## The task
Scan the entries below for the word "superstition". Copy each line that has it.

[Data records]
-- begin --
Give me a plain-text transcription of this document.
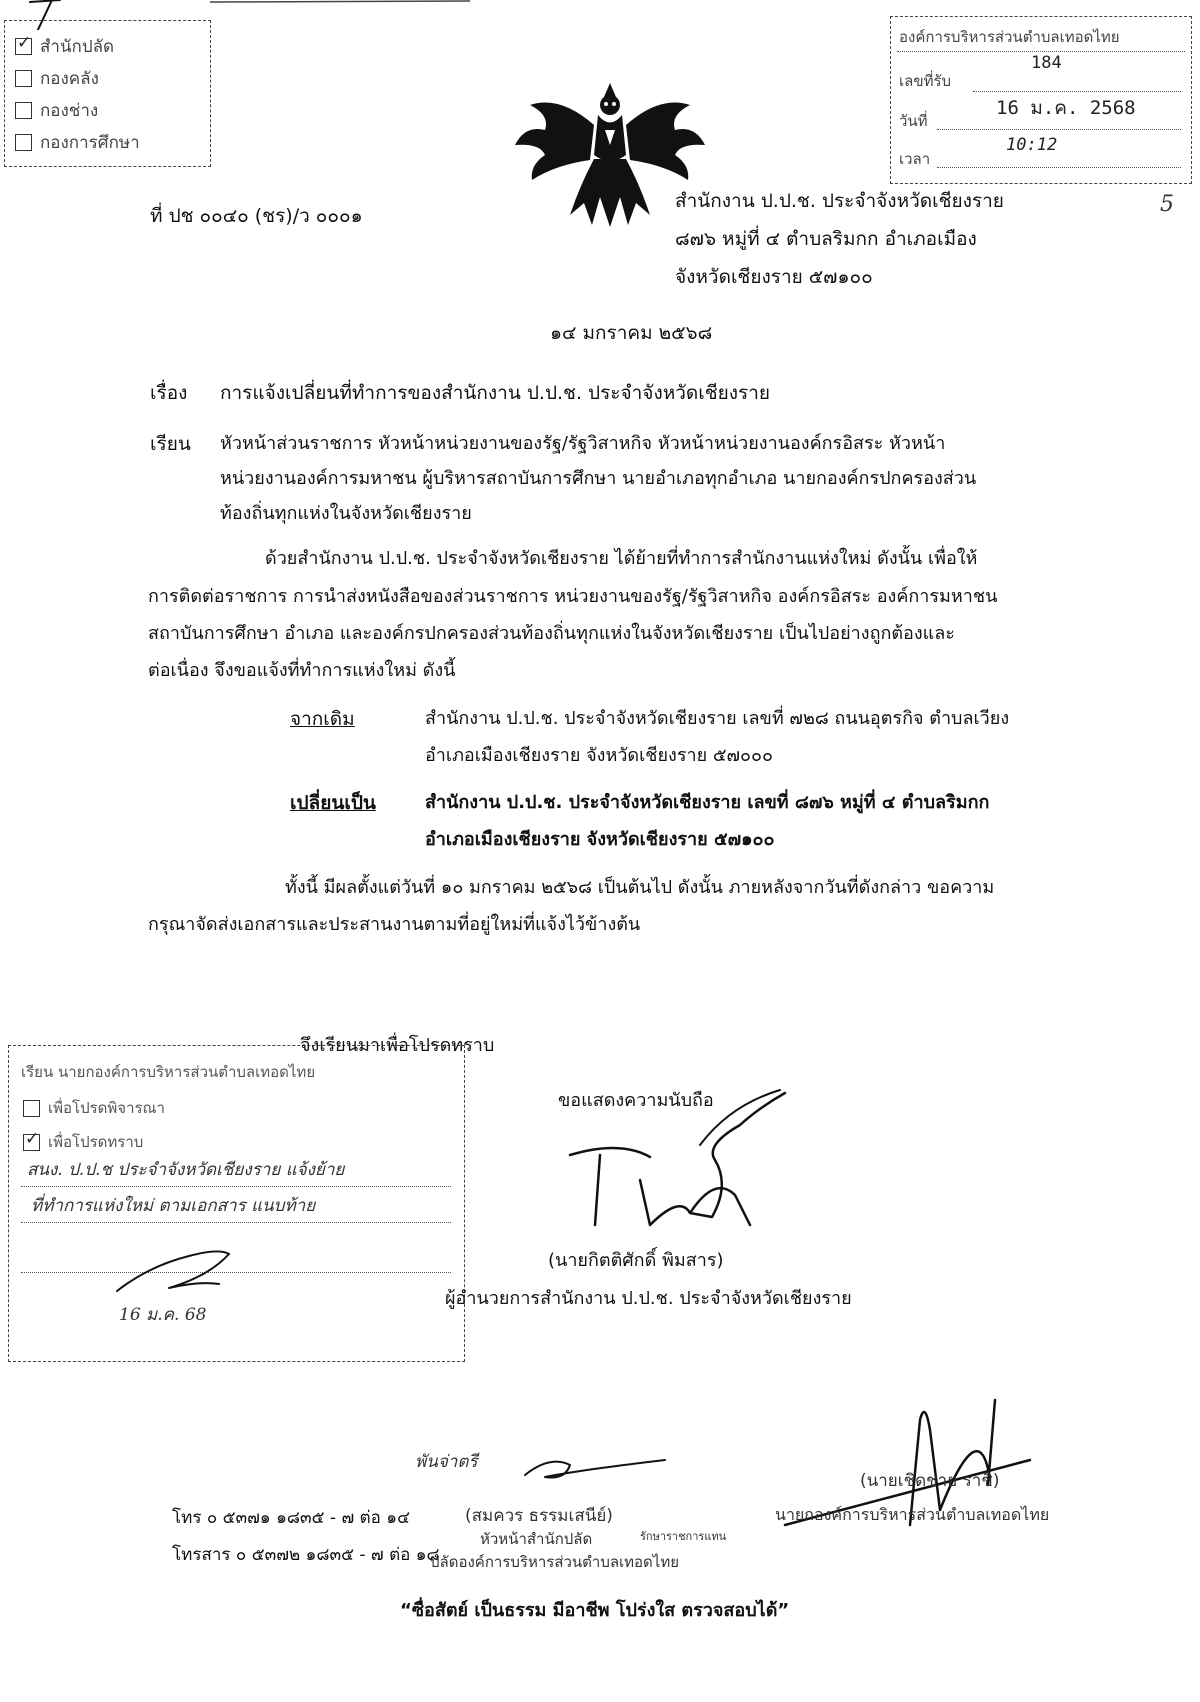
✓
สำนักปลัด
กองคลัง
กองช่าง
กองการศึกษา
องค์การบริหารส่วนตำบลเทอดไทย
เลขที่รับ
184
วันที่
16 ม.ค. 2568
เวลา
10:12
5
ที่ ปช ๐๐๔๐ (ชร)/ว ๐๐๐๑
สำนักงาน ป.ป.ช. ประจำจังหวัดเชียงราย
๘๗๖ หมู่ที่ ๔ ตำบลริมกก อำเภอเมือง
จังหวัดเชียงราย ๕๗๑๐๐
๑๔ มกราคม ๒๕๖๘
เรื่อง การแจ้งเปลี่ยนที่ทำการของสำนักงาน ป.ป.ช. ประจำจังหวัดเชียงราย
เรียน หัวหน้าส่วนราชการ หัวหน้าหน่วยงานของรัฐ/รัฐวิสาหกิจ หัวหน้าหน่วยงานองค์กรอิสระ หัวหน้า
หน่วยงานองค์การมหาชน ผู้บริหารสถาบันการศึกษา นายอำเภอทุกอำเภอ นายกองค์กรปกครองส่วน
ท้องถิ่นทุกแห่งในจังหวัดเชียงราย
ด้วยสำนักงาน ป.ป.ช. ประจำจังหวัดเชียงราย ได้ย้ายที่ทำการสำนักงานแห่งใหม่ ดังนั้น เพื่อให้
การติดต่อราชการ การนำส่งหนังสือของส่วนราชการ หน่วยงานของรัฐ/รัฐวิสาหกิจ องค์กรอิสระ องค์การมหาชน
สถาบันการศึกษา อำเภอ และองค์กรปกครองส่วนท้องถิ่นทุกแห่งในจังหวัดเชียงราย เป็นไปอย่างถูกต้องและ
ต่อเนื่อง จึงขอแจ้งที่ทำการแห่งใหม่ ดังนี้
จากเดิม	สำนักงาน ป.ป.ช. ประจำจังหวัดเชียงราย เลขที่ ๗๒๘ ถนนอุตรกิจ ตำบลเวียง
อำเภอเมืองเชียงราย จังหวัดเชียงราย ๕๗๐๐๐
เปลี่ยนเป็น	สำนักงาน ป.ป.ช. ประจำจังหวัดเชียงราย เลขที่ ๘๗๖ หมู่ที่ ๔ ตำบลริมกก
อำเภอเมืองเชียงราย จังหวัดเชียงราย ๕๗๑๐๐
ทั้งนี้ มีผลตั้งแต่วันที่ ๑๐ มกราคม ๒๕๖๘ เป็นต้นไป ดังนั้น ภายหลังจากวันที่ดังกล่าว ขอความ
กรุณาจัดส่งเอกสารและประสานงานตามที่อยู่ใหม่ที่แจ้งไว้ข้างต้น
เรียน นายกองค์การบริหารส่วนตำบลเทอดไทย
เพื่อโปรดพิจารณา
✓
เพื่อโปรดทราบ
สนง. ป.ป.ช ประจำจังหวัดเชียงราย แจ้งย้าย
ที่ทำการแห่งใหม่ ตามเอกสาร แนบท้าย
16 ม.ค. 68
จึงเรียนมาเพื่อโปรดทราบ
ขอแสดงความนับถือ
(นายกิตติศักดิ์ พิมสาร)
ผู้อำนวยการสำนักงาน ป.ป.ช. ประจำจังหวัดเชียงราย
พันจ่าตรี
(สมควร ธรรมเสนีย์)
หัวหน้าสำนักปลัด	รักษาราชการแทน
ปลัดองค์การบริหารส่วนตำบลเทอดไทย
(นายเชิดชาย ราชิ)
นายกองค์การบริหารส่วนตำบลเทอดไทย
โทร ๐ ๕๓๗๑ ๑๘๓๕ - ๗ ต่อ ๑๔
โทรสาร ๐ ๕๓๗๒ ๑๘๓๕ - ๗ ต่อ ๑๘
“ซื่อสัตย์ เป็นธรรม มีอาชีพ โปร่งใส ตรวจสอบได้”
-- end --
-- begin --
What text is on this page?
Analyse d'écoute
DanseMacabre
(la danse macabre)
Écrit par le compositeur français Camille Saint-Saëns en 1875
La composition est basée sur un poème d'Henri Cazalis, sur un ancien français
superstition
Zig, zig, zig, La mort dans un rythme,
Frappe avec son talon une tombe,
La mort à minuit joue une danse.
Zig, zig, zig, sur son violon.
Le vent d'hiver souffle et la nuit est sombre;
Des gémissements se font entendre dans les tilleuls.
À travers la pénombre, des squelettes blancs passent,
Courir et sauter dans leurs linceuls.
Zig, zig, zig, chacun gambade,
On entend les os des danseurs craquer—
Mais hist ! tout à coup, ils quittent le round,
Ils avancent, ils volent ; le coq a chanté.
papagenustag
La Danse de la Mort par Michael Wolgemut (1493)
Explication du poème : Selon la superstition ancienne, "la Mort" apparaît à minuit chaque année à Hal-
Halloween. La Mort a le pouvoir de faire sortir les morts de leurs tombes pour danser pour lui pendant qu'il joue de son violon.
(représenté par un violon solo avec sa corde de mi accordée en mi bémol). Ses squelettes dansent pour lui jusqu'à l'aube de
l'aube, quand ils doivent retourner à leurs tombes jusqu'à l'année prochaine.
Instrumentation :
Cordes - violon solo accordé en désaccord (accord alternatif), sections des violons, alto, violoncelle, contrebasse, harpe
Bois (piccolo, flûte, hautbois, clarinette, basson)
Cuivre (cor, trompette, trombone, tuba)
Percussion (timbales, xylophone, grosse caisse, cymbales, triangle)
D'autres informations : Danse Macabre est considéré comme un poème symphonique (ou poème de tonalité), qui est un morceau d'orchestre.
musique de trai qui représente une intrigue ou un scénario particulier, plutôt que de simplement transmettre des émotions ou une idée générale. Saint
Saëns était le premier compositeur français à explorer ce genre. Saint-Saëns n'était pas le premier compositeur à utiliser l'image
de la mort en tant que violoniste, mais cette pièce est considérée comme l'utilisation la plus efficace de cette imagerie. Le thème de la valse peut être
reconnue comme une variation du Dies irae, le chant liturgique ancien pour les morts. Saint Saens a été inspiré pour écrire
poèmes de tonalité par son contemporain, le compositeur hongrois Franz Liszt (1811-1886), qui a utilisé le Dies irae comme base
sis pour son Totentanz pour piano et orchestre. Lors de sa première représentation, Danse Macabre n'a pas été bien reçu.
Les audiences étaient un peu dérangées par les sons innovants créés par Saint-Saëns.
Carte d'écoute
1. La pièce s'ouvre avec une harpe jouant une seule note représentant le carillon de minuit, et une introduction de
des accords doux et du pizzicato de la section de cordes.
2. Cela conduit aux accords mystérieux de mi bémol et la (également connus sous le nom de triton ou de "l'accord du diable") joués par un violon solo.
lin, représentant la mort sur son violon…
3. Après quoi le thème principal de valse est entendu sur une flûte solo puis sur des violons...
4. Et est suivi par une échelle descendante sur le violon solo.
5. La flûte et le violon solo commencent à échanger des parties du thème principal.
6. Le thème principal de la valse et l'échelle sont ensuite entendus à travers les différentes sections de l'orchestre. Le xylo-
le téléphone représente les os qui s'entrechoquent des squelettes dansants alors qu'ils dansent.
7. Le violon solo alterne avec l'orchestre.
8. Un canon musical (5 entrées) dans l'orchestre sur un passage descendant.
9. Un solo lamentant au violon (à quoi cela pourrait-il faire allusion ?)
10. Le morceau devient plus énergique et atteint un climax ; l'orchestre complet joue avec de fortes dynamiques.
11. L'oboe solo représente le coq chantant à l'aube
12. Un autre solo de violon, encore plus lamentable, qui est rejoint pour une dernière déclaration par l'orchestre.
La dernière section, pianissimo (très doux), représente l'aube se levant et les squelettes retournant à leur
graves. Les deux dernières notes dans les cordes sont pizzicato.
-- end --
-- begin --
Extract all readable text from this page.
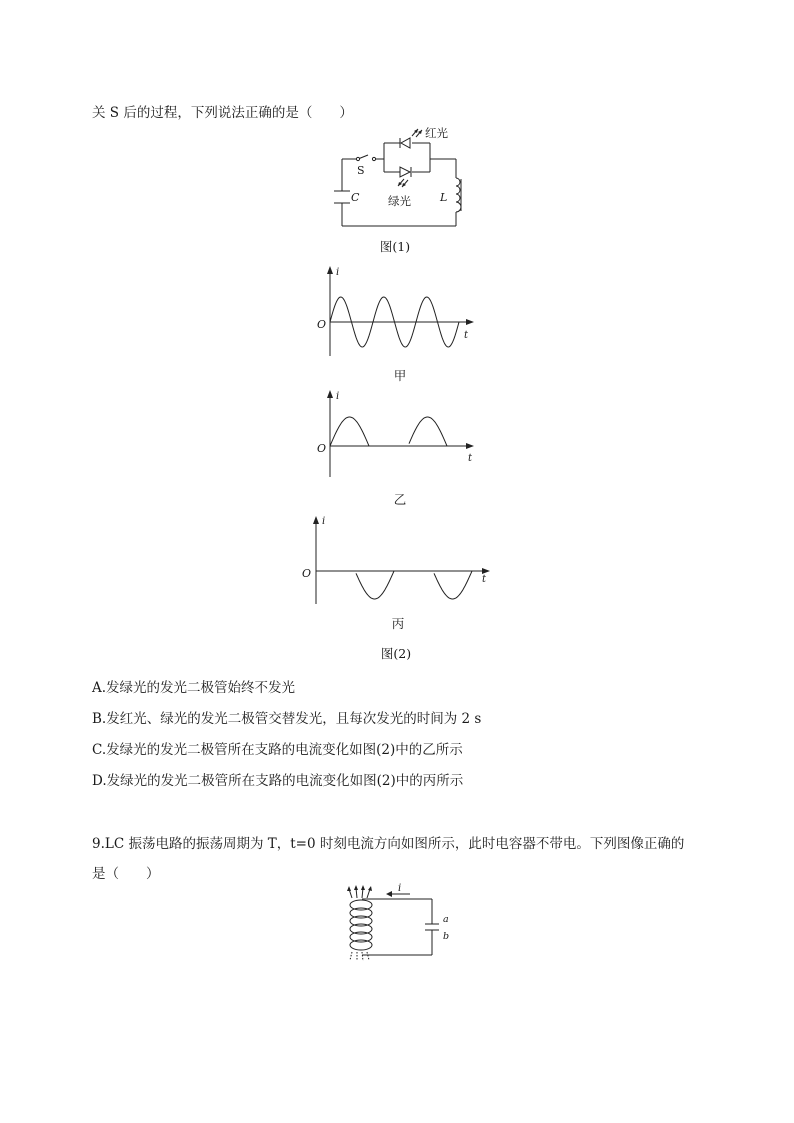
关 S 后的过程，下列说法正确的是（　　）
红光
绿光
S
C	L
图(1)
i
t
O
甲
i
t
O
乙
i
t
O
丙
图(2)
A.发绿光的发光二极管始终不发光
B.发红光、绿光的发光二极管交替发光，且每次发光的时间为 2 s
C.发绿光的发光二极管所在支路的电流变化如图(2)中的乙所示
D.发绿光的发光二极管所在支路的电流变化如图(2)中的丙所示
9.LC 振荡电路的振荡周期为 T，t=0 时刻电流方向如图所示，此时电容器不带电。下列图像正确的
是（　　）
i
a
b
-- end --
## Solution for this exercise
superstition
Explication du poème : Selon la superstition ancienne, "la Mort" apparaît à minuit chaque année à Hal-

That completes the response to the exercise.